(Task directions)
Search the material below for the string "this" and extract each line that has it.

━━━━━━━━━━━━━━━━━━━━

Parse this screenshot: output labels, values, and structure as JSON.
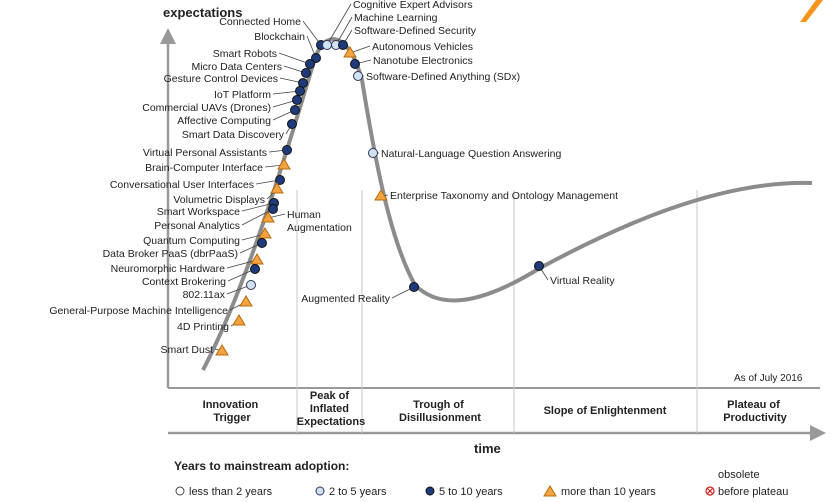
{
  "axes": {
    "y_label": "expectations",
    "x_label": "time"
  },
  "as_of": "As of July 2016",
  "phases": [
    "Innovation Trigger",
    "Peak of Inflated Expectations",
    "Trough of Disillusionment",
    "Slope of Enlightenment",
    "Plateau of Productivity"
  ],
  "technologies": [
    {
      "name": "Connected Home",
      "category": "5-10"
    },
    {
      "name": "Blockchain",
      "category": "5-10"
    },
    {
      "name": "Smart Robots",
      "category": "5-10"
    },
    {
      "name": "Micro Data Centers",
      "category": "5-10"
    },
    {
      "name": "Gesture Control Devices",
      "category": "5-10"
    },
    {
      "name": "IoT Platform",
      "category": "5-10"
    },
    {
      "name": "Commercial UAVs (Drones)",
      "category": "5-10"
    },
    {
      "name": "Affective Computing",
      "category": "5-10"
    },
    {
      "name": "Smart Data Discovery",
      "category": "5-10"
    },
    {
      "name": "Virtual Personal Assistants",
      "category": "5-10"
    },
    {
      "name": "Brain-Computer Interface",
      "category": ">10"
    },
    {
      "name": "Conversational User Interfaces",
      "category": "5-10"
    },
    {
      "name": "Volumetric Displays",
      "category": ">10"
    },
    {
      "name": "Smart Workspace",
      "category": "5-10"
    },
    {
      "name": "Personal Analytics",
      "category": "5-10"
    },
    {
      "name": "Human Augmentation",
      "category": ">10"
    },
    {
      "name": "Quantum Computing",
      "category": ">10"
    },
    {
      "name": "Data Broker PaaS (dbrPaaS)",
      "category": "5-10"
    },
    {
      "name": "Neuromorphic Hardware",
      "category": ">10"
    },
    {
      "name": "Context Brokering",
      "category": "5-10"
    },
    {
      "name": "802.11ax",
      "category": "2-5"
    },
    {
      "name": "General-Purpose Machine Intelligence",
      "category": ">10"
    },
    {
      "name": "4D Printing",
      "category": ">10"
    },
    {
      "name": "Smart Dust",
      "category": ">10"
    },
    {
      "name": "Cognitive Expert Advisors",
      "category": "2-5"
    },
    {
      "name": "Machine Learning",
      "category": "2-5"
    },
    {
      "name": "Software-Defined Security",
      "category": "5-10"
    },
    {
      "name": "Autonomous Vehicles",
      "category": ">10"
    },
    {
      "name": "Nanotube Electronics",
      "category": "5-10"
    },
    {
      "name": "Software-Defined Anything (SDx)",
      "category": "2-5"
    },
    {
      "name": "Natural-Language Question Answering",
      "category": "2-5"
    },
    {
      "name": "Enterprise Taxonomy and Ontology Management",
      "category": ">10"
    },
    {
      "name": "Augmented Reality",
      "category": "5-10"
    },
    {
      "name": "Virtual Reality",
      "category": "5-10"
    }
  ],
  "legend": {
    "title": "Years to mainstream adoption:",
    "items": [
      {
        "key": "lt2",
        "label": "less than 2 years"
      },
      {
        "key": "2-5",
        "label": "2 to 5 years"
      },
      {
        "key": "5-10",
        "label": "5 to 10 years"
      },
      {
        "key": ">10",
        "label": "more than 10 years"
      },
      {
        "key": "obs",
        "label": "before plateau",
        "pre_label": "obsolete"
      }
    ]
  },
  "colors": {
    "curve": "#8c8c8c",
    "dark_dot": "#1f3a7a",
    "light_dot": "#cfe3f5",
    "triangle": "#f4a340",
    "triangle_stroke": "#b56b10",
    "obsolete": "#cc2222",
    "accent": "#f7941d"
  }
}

━━━━━━━━━━━━━━━━━━━━

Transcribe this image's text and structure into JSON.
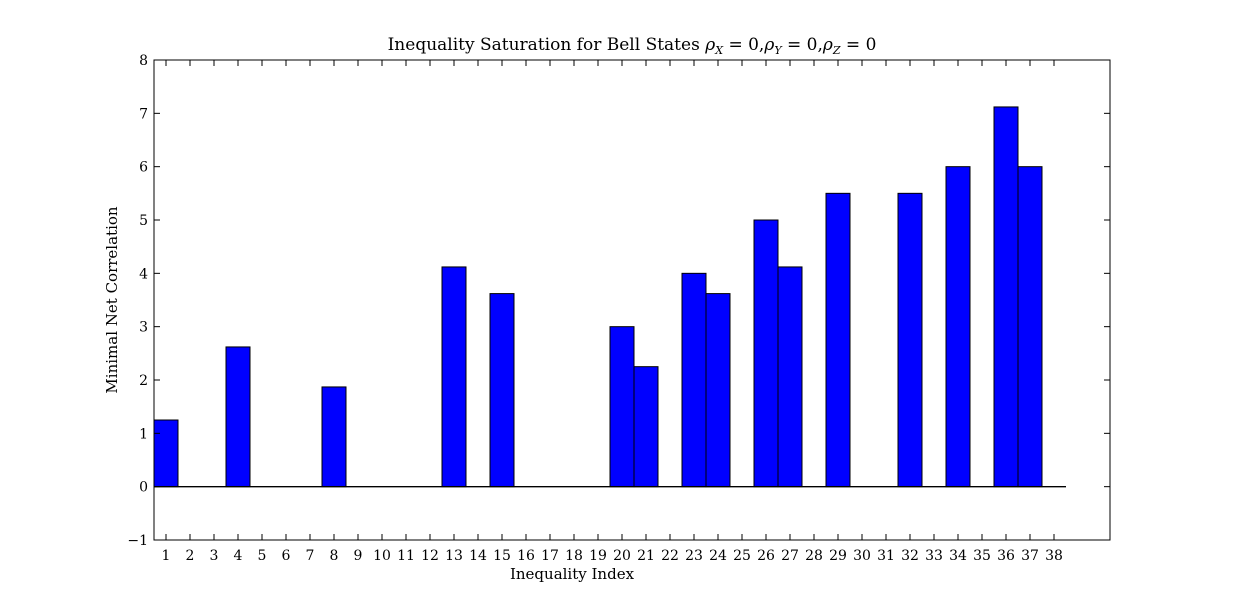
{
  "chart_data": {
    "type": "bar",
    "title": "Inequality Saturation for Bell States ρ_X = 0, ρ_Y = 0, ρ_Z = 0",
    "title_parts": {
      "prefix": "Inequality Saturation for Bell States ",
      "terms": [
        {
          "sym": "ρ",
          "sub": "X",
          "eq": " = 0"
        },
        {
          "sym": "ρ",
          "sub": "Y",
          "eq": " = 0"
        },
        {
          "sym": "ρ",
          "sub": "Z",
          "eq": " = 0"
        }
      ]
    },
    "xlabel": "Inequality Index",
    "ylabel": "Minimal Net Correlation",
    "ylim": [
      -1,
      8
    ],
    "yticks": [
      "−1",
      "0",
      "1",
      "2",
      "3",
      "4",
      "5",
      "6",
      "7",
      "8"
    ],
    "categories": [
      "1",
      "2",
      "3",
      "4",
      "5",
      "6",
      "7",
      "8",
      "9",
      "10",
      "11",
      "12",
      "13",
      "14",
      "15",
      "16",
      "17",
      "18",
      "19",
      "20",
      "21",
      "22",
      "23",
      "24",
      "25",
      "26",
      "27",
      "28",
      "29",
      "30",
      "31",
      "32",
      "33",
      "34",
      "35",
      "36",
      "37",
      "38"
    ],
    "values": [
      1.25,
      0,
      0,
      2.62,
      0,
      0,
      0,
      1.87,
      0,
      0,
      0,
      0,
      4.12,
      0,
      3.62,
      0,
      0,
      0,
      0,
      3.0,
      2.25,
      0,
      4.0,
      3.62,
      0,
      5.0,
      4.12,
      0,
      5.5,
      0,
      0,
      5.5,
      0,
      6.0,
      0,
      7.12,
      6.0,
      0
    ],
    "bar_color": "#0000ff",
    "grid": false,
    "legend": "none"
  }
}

━━━━━━━━━━━━━━━━━━━━

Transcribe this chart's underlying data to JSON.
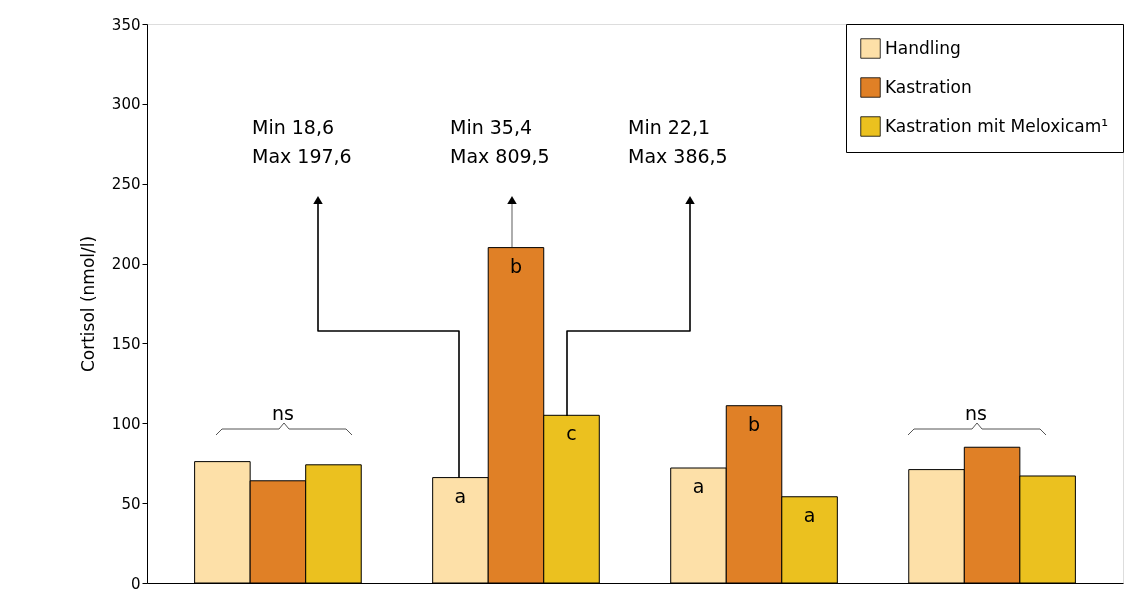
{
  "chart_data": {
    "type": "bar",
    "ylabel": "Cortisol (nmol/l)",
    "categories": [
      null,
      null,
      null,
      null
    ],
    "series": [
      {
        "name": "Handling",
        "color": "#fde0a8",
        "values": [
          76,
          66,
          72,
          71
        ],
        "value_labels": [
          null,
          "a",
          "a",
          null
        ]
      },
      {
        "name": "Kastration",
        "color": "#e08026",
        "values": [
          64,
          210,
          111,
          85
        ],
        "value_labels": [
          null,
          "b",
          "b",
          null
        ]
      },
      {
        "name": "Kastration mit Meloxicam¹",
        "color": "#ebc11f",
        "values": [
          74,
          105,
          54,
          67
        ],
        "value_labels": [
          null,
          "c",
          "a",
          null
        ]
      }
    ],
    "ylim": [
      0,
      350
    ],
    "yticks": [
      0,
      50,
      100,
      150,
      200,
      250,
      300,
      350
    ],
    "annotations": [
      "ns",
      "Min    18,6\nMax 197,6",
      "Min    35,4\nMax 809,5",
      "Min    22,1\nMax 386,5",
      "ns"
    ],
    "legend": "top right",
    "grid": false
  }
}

━━━━━━━━━━━━━━━━━━━━

(Solution below)
Parse this screenshot: output labels, values, and structure as JSON.
Transcribe this image's text and structure into JSON.
Transcribe this chart's underlying data to JSON.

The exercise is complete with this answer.